→ Raw records:
^^^^^^^^

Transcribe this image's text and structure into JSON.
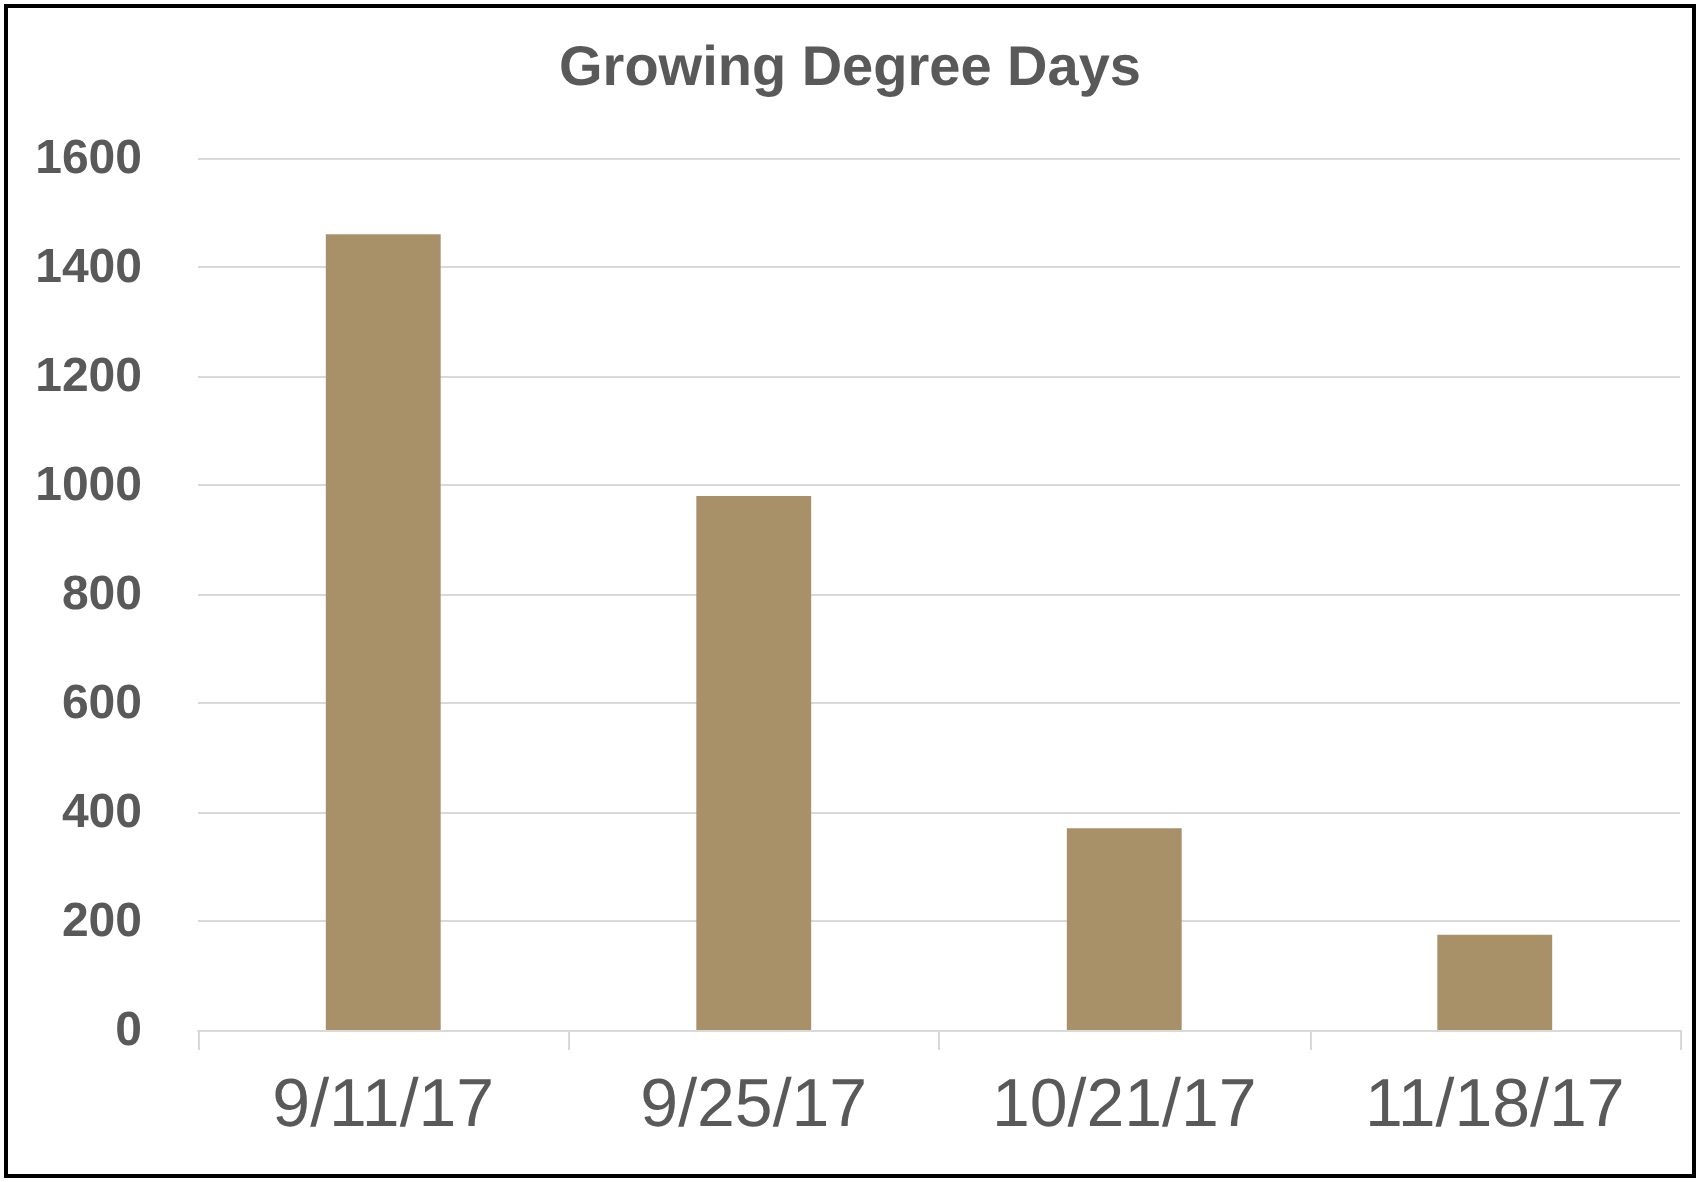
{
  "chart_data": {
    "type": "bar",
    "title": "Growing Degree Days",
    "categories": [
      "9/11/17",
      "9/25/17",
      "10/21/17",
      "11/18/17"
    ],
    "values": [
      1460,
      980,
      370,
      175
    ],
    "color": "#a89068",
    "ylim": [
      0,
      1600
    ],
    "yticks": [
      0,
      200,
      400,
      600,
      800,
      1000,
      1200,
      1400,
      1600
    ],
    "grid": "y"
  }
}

^^^^^^^^

→ THE PROBLEM: Output all of the entries verbatim, leaving out any images.

→ THE COMPLETED TASK:
Transcribe this image's text and structure into JSON.
{
  "chart_data": {
    "type": "bar",
    "title": "Growing Degree Days",
    "categories": [
      "9/11/17",
      "9/25/17",
      "10/21/17",
      "11/18/17"
    ],
    "values": [
      1460,
      980,
      370,
      175
    ],
    "color": "#a89068",
    "ylim": [
      0,
      1600
    ],
    "yticks": [
      0,
      200,
      400,
      600,
      800,
      1000,
      1200,
      1400,
      1600
    ],
    "grid": "y"
  }
}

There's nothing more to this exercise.